__GIVEN INSTRUCTION__
Identify all lines in the listing that include the word "Lineal", and copy them out.

__RECORDS SUPPLIED__
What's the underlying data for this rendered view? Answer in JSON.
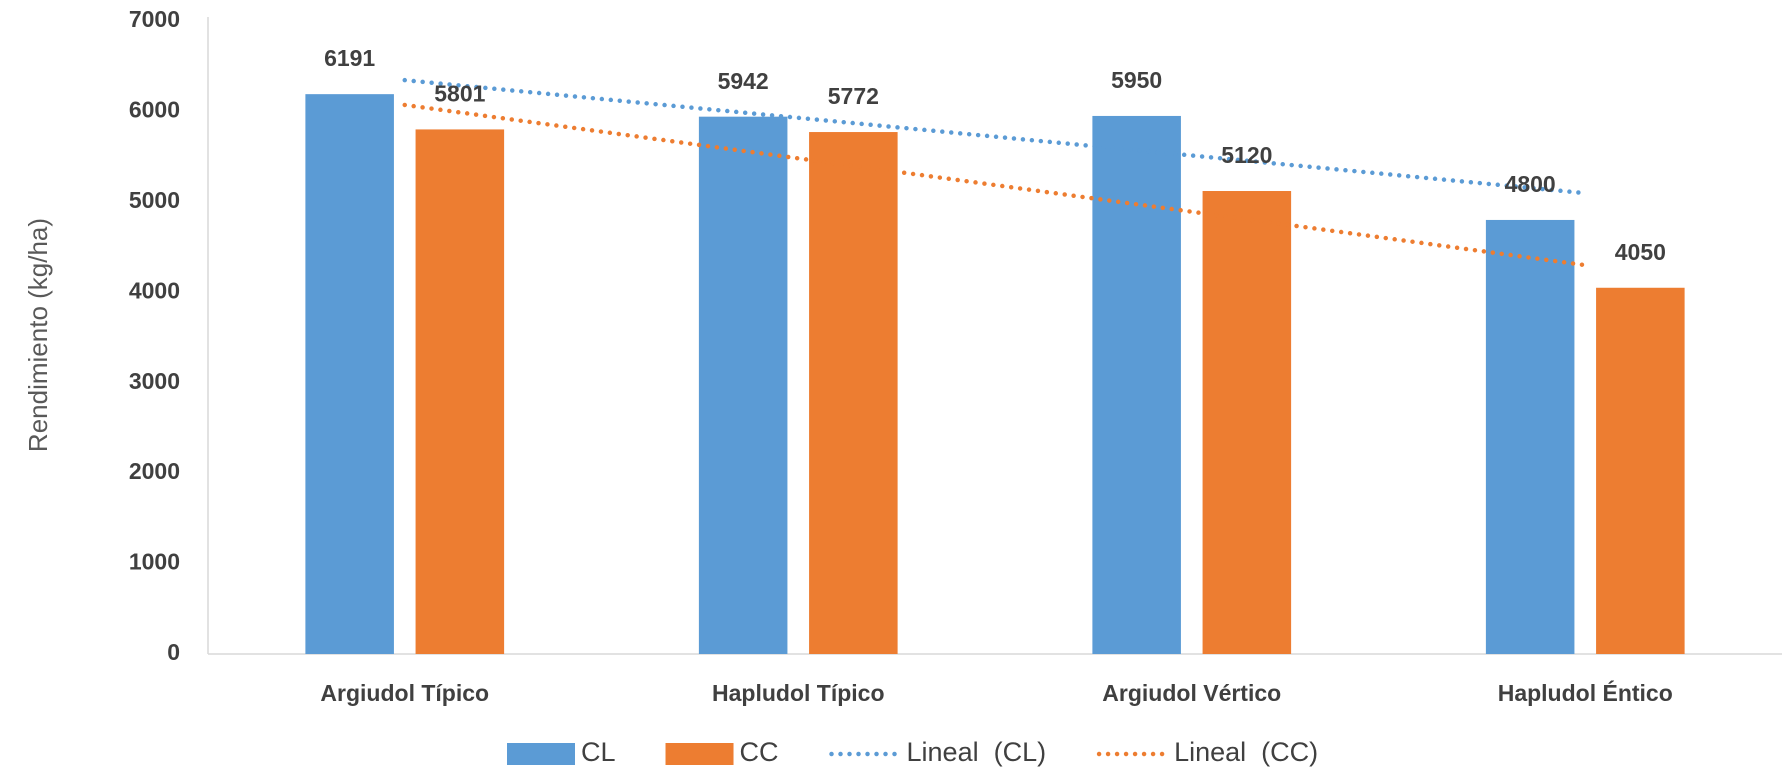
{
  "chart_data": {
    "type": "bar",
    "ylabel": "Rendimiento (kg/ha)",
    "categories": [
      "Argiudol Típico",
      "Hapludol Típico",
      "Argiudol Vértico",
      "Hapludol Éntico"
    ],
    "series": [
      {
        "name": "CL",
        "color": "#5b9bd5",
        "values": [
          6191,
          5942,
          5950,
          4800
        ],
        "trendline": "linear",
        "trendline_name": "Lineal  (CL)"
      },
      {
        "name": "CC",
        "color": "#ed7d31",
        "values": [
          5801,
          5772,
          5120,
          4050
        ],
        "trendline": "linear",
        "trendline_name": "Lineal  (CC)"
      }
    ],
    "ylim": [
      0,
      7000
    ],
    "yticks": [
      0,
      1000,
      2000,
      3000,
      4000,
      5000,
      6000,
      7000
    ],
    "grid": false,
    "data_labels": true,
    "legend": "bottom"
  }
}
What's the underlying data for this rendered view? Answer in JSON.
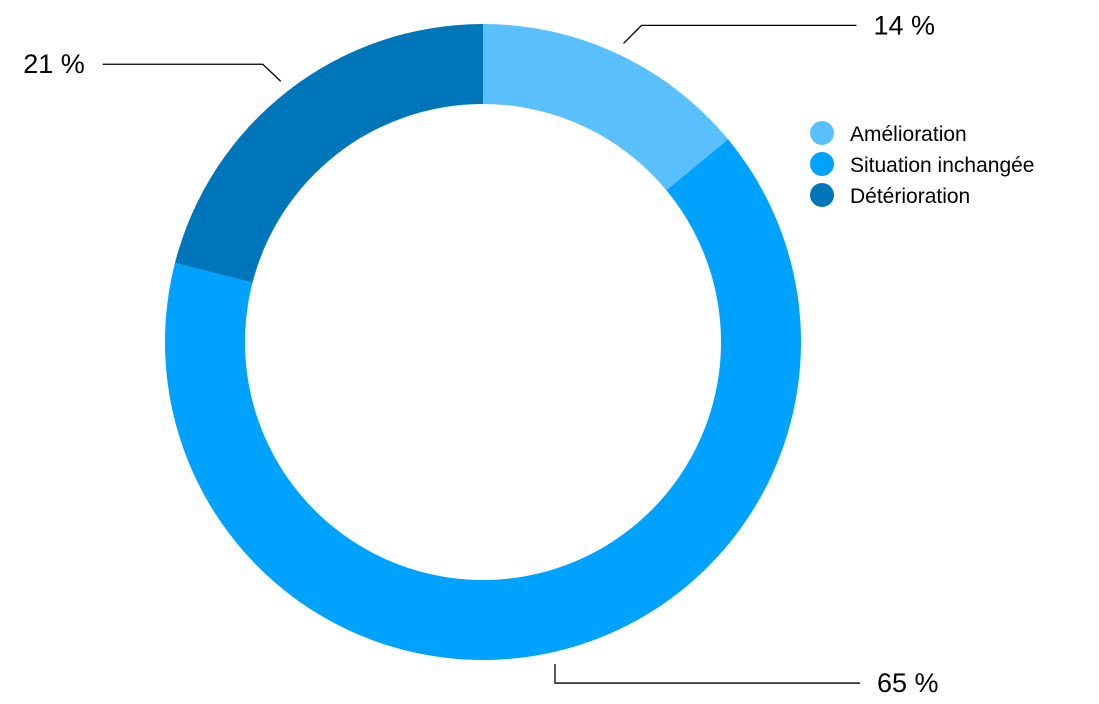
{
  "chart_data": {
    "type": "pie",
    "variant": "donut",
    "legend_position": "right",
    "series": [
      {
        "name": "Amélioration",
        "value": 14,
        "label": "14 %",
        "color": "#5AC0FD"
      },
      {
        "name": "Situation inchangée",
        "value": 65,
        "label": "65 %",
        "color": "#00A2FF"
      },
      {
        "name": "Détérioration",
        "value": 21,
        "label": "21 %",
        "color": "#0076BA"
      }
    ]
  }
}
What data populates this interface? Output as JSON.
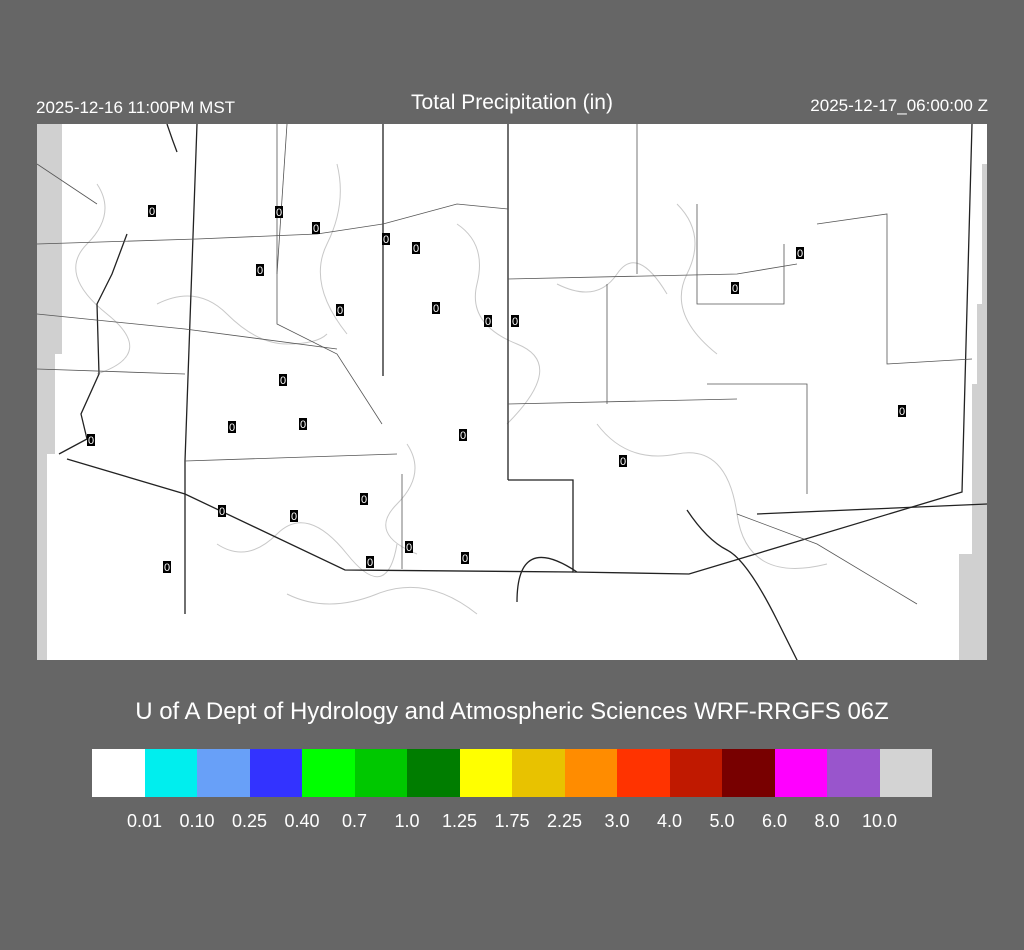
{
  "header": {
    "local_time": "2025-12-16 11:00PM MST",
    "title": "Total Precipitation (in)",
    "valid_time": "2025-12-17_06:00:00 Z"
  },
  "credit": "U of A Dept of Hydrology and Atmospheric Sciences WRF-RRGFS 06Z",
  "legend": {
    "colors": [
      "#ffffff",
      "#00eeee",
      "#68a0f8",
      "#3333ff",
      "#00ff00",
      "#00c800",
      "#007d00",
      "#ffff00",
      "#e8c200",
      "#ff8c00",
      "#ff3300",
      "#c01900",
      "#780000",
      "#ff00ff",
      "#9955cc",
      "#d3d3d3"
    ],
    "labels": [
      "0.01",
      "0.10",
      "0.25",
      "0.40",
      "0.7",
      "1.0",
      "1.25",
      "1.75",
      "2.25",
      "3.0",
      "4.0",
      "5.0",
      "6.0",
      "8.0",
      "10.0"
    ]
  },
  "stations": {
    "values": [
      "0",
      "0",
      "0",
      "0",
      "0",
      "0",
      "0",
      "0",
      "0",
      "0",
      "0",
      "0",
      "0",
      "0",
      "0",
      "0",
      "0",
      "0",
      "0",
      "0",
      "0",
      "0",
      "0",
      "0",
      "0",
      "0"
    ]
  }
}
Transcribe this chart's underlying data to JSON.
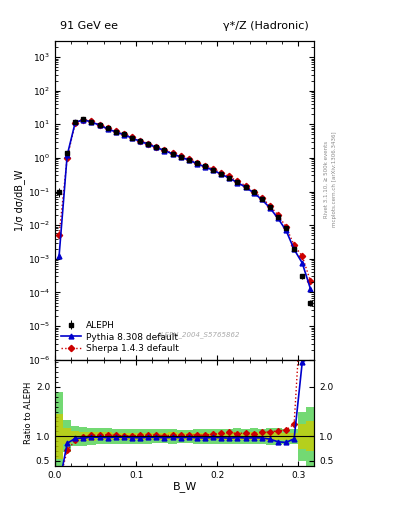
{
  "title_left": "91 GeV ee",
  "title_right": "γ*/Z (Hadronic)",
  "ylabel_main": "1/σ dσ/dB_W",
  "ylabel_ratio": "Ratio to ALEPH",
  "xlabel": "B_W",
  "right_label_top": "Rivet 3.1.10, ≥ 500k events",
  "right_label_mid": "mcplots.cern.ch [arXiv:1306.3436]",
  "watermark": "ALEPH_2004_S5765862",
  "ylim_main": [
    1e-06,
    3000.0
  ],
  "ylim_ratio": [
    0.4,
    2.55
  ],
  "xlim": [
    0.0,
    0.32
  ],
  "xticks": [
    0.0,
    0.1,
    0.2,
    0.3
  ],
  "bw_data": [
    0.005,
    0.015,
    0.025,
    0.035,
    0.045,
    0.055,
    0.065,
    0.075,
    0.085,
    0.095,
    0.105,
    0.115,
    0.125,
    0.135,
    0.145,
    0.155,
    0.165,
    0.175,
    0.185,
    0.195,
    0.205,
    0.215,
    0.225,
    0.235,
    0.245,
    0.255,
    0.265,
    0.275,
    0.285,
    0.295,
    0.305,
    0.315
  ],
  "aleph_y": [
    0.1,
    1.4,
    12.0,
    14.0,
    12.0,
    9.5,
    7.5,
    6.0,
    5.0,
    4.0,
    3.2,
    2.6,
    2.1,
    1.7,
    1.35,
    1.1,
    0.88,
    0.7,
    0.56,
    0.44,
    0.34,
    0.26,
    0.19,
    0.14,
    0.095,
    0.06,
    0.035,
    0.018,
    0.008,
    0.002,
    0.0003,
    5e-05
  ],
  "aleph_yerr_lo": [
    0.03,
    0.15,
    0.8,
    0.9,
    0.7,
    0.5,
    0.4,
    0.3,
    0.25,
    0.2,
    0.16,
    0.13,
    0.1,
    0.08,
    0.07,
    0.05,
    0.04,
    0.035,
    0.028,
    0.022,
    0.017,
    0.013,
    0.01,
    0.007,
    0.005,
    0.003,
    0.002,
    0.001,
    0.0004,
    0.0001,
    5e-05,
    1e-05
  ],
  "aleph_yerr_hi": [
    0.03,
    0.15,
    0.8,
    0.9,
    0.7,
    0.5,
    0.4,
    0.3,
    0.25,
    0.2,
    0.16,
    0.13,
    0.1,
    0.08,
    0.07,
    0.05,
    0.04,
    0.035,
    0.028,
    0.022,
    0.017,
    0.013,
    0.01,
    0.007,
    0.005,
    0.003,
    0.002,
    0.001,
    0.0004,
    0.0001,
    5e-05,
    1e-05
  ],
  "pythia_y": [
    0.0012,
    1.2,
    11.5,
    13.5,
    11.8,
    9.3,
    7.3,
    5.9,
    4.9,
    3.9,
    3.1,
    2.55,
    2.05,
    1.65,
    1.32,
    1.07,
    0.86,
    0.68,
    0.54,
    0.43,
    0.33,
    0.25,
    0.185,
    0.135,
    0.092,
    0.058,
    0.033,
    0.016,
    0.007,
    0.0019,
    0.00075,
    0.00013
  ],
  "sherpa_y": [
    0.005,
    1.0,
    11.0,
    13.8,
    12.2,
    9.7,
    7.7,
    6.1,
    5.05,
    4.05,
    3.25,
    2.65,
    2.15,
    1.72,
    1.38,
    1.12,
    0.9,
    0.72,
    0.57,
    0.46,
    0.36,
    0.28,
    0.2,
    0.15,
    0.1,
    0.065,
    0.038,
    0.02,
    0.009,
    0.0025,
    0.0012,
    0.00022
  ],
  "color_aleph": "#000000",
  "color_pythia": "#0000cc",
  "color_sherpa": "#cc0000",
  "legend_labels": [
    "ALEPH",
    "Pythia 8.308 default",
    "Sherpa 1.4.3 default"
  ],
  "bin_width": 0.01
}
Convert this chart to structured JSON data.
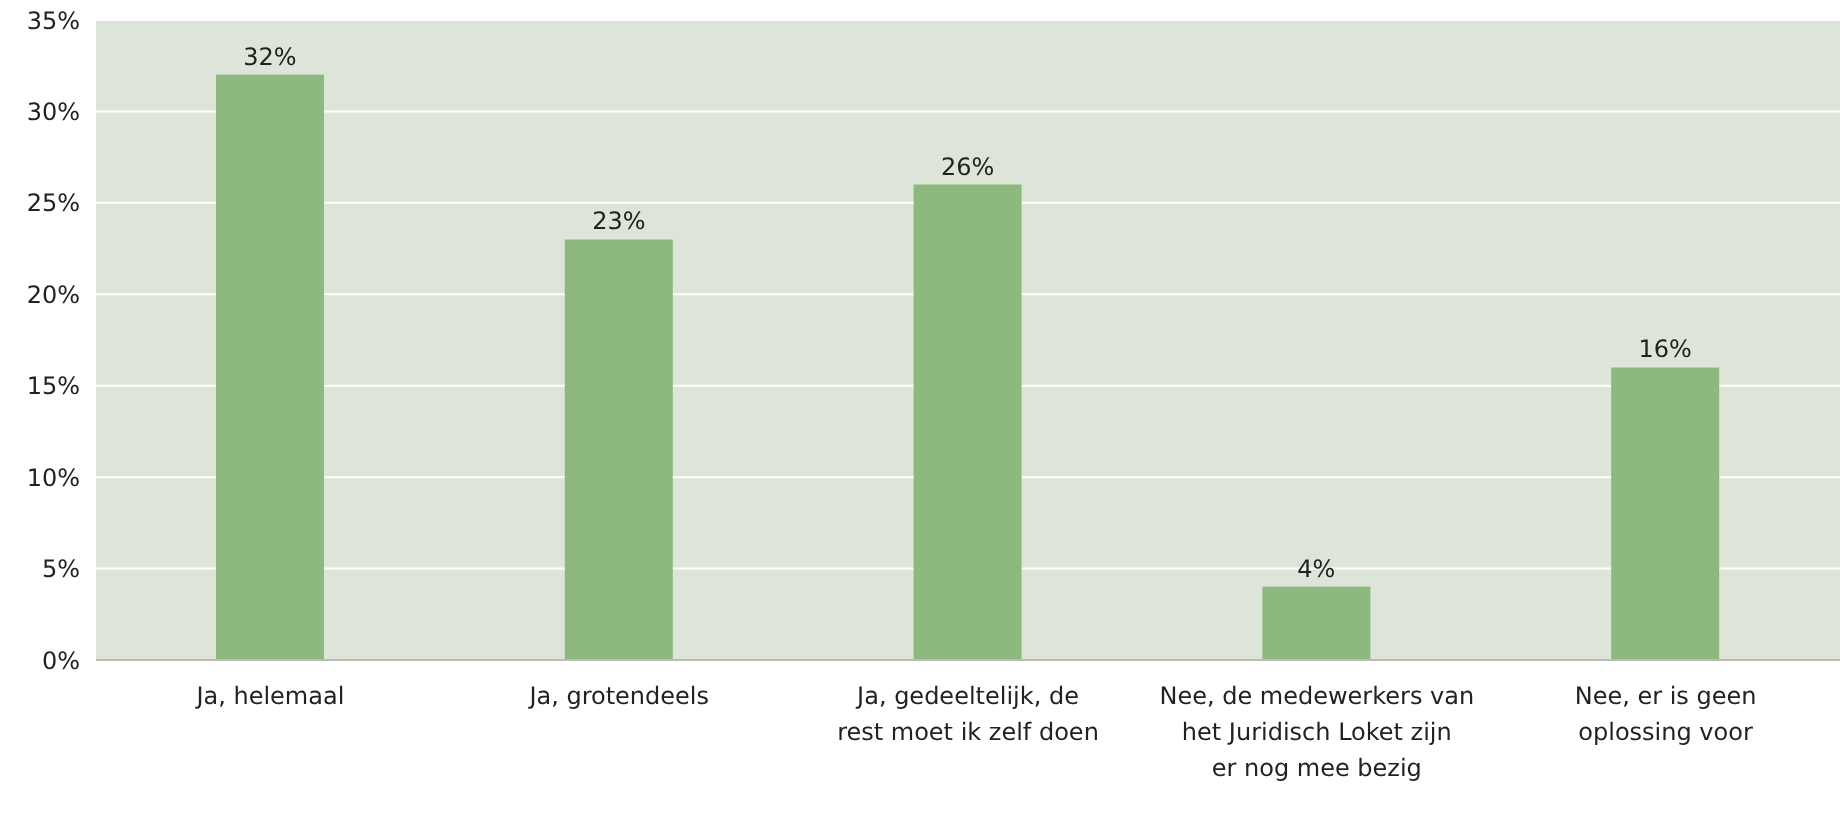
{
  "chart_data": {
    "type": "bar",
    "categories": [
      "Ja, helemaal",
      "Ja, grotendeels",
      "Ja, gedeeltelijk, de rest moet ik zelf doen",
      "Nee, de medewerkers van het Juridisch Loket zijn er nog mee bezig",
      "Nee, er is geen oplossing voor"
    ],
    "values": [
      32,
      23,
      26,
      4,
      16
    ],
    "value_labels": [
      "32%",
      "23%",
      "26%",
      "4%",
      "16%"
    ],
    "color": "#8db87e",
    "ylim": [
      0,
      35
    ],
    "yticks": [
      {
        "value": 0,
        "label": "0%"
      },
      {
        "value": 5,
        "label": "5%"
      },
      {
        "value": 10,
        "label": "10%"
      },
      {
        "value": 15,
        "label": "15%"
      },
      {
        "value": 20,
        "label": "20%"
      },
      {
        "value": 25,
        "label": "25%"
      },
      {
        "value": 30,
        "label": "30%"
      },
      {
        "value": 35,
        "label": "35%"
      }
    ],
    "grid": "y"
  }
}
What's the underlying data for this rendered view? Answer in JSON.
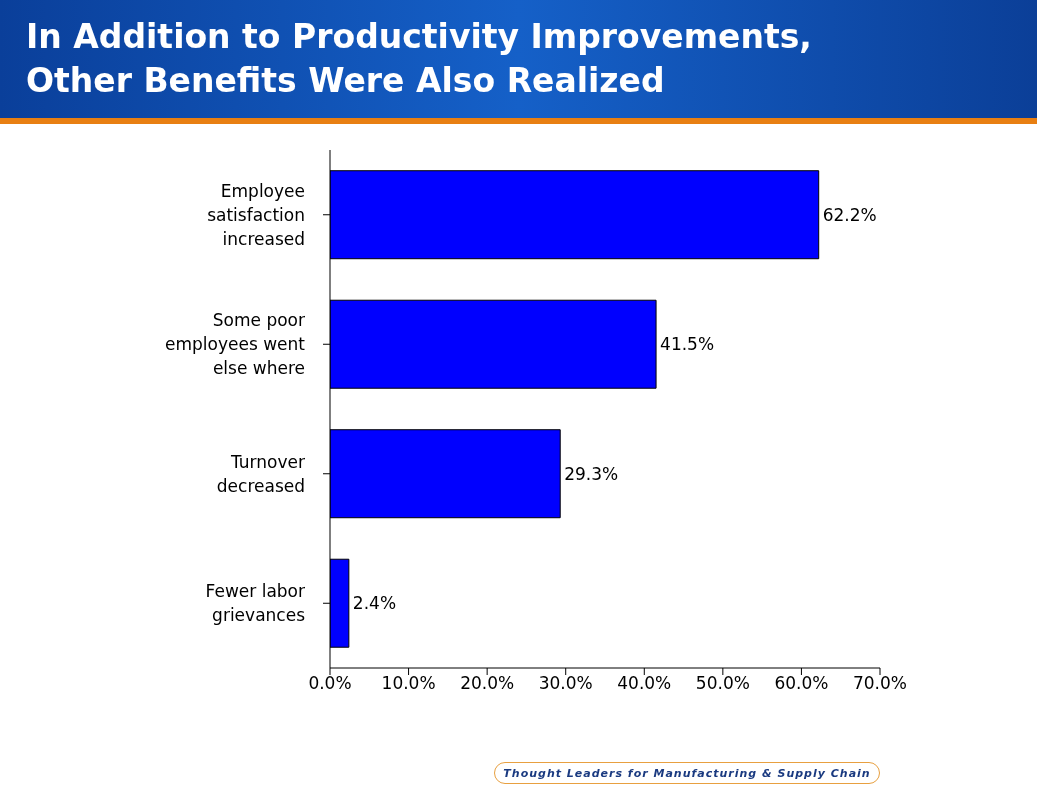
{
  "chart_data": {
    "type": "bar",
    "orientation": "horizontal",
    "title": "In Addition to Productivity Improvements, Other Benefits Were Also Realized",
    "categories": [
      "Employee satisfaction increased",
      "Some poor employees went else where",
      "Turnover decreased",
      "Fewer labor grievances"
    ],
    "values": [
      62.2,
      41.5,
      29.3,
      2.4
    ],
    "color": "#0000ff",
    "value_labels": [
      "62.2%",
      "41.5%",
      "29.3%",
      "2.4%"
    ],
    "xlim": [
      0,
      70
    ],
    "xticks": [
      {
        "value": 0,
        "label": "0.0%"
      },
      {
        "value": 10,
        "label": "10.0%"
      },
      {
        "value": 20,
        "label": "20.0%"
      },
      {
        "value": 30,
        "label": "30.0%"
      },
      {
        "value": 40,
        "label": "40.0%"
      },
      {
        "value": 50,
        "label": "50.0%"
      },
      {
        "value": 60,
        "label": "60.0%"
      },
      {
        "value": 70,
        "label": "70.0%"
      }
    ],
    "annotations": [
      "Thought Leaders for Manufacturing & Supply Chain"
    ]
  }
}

__RESULT OF THE EXERCISE__
        "trendline_name": "Lineal  (CL)"
        "trendline_name": "Lineal  (CC)"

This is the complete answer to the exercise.